BEGIN GIVEN DATA

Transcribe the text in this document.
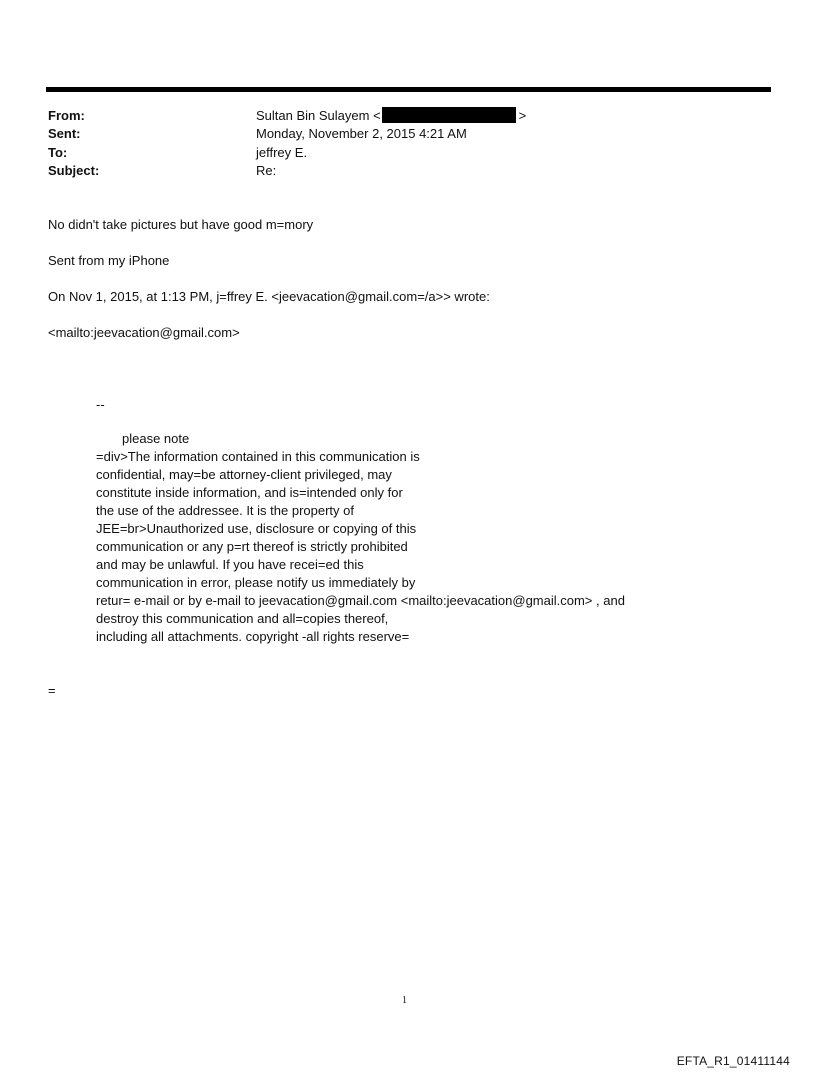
From:	Sultan Bin Sulayem <	>
Sent:	Monday, November 2, 2015 4:21 AM
To:	jeffrey E.
Subject:	Re:
No didn't take pictures but have good m=mory
Sent from my iPhone
On Nov 1, 2015, at 1:13 PM, j=ffrey E. <jeevacation@gmail.com=/a>> wrote:
<mailto:jeevacation@gmail.com>
--
please note
=div>The information contained in this communication is
confidential, may=be attorney-client privileged, may
constitute inside information, and is=intended only for
the use of the addressee. It is the property of
JEE=br>Unauthorized use, disclosure or copying of this
communication or any p=rt thereof is strictly prohibited
and may be unlawful. If you have recei=ed this
communication in error, please notify us immediately by
retur= e-mail or by e-mail to jeevacation@gmail.com <mailto:jeevacation@gmail.com> , and
destroy this communication and all=copies thereof,
including all attachments. copyright -all rights reserve=
=
1
EFTA_R1_01411144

END GIVEN DATA

* [PROBLEM]: Repeat the records above exactly, leaving out any pictures they contain.

* [EXERCISE OUTPUT]:
Transcribe the text in this document.
From:	Sultan Bin Sulayem <	>
Sent:	Monday, November 2, 2015 4:21 AM
To:	jeffrey E.
Subject:	Re:
No didn't take pictures but have good m=mory
Sent from my iPhone
On Nov 1, 2015, at 1:13 PM, j=ffrey E. <jeevacation@gmail.com=/a>> wrote:
<mailto:jeevacation@gmail.com>
--
please note
=div>The information contained in this communication is
confidential, may=be attorney-client privileged, may
constitute inside information, and is=intended only for
the use of the addressee. It is the property of
JEE=br>Unauthorized use, disclosure or copying of this
communication or any p=rt thereof is strictly prohibited
and may be unlawful. If you have recei=ed this
communication in error, please notify us immediately by
retur= e-mail or by e-mail to jeevacation@gmail.com <mailto:jeevacation@gmail.com> , and
destroy this communication and all=copies thereof,
including all attachments. copyright -all rights reserve=
=
1
EFTA_R1_01411144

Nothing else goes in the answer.